◆ **TASK DETAILS**: Each line in the entries below that holds the string "rajčatech" is to be listed.

(Data listing)
>>>>

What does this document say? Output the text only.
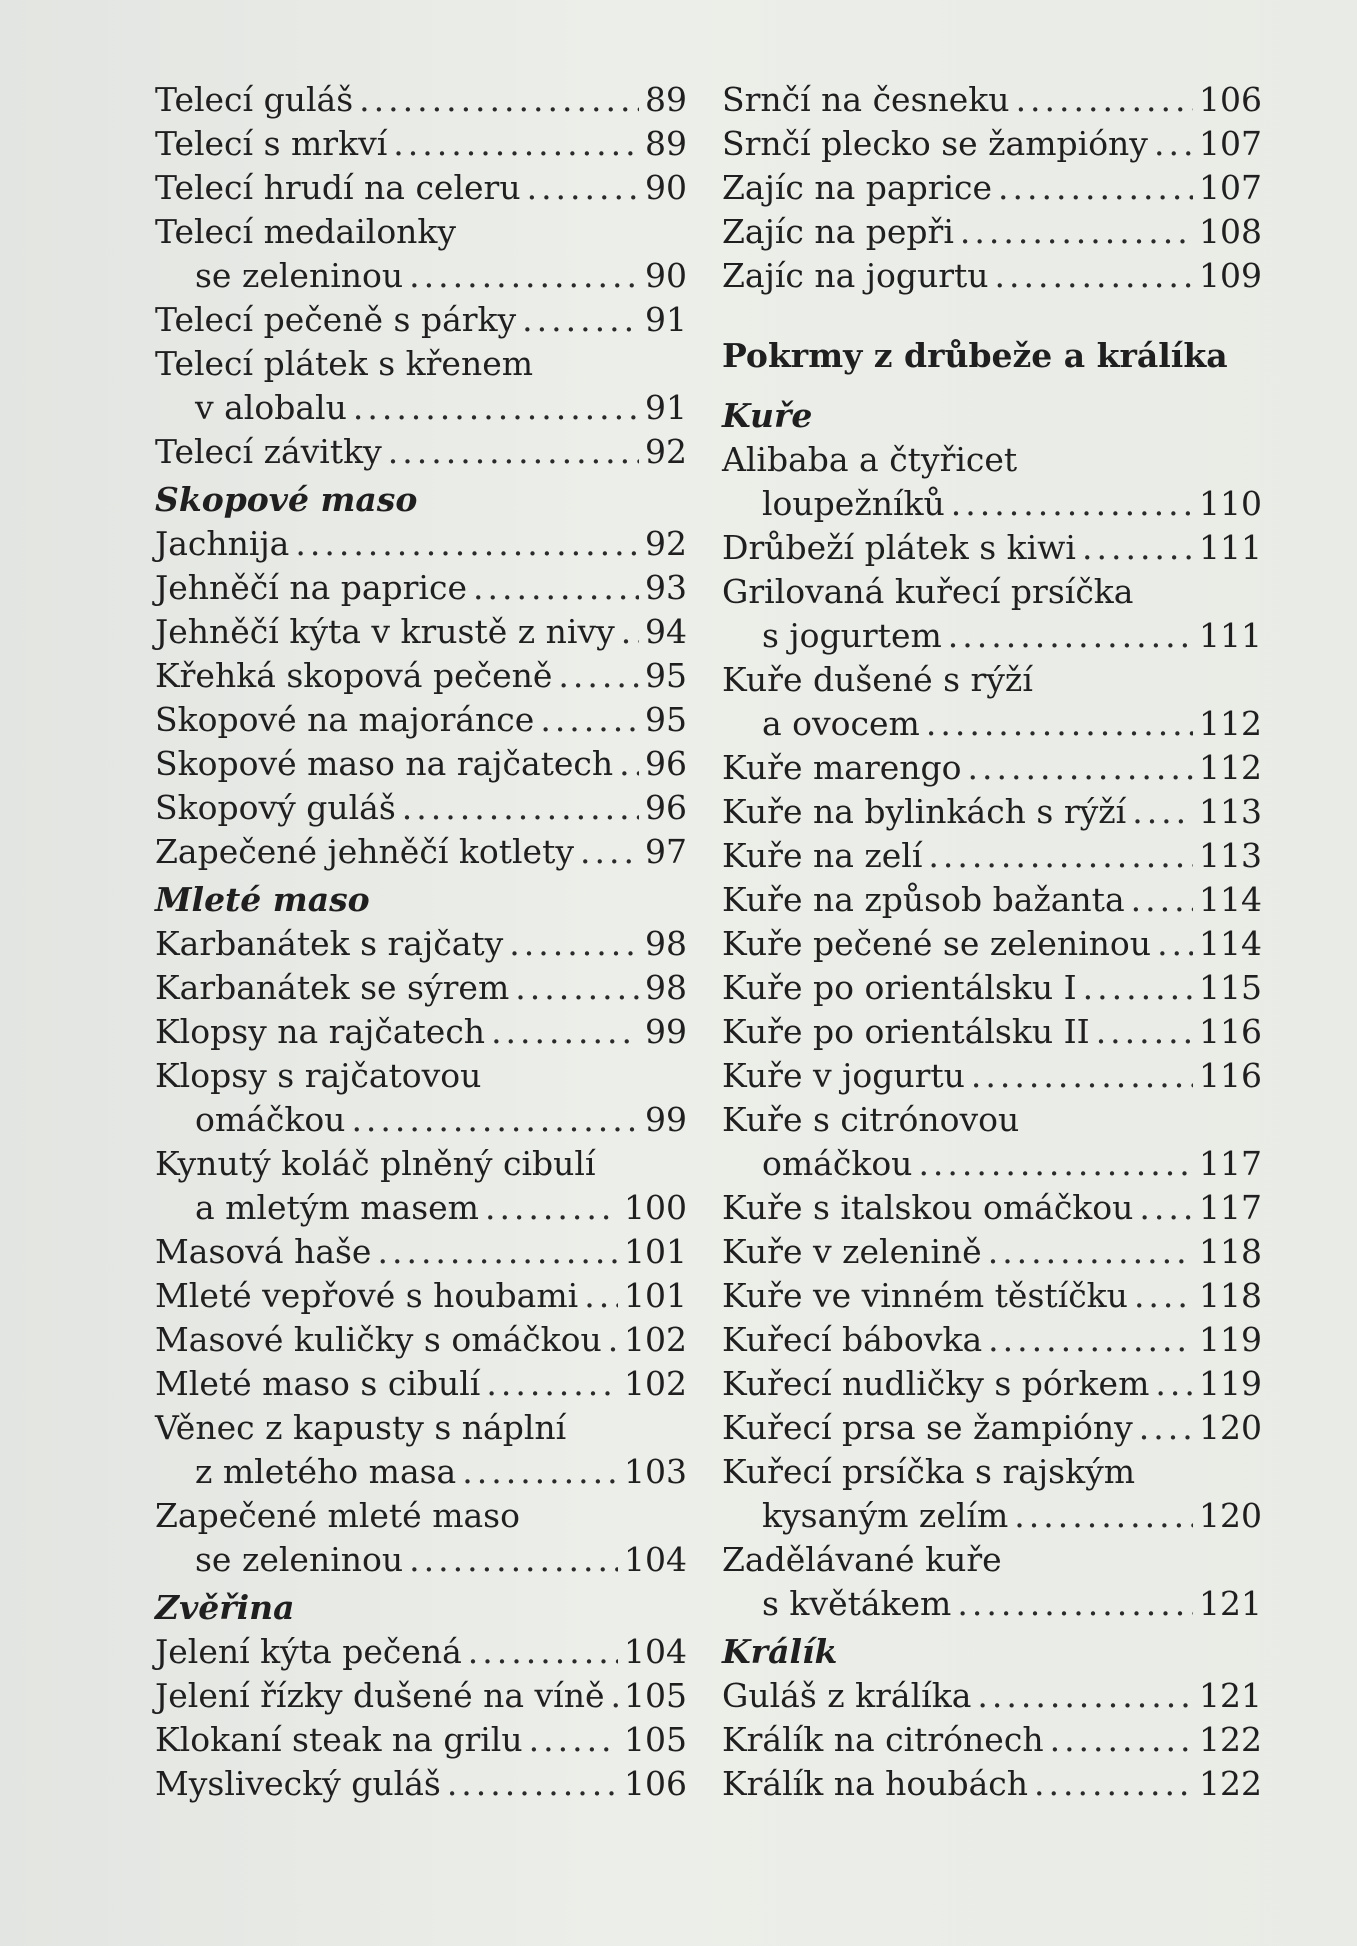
Telecí guláš .....	89
Telecí s mrkví .....	89
Telecí hrudí na celeru .....	90
Telecí medailonky
se zeleninou .....	90
Telecí pečeně s párky .....	91
Telecí plátek s křenem
v alobalu .....	91
Telecí závitky .....	92
Skopové maso
Jachnija .....	92
Jehněčí na paprice .....	93
Jehněčí kýta v krustě z nivy ..... 94
Křehká skopová pečeně .....	95
Skopové na majoránce .....	95
Skopové maso na rajčatech ..... 96
Skopový guláš .....	96
Zapečené jehněčí kotlety ..... 97
Mleté maso
Karbanátek s rajčaty .....	98
Karbanátek se sýrem .....	98
Klopsy na rajčatech .....	99
Klopsy s rajčatovou
omáčkou .....	99
Kynutý koláč plněný cibulí
a mletým masem .....	100
Masová haše .....	101
Mleté vepřové s houbami ..... 101
Masové kuličky s omáčkou ..... 102
Mleté maso s cibulí .....	102
Věnec z kapusty s náplní
z mletého masa .....	103
Zapečené mleté maso
se zeleninou .....	104
Zvěřina
Jelení kýta pečená .....	104
Jelení řízky dušené na víně ..... 105
Klokaní steak na grilu .....	105
Myslivecký guláš .....	106
Srnčí na česneku .....	106
Srnčí plecko se žampióny ..... 107
Zajíc na paprice .....	107
Zajíc na pepři .....	108
Zajíc na jogurtu .....	109
Pokrmy z drůbeže a králíka
Kuře
Alibaba a čtyřicet
loupežníků .....	110
Drůbeží plátek s kiwi .....	111
Grilovaná kuřecí prsíčka
s jogurtem .....	111
Kuře dušené s rýží
a ovocem .....	112
Kuře marengo .....	112
Kuře na bylinkách s rýží ..... 113
Kuře na zelí .....	113
Kuře na způsob bažanta ..... 114
Kuře pečené se zeleninou ..... 114
Kuře po orientálsku I .....	115
Kuře po orientálsku II .....	116
Kuře v jogurtu .....	116
Kuře s citrónovou
omáčkou .....	117
Kuře s italskou omáčkou ..... 117
Kuře v zelenině .....	118
Kuře ve vinném těstíčku ..... 118
Kuřecí bábovka .....	119
Kuřecí nudličky s pórkem ..... 119
Kuřecí prsa se žampióny ..... 120
Kuřecí prsíčka s rajským
kysaným zelím .....	120
Zadělávané kuře
s květákem .....	121
Králík
Guláš z králíka .....	121
Králík na citrónech .....	122
Králík na houbách .....	122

<<<<

◆ **EXERCISE RESULT**:
Skopové maso na rajčatech ..... 96
Klopsy na rajčatech .....	99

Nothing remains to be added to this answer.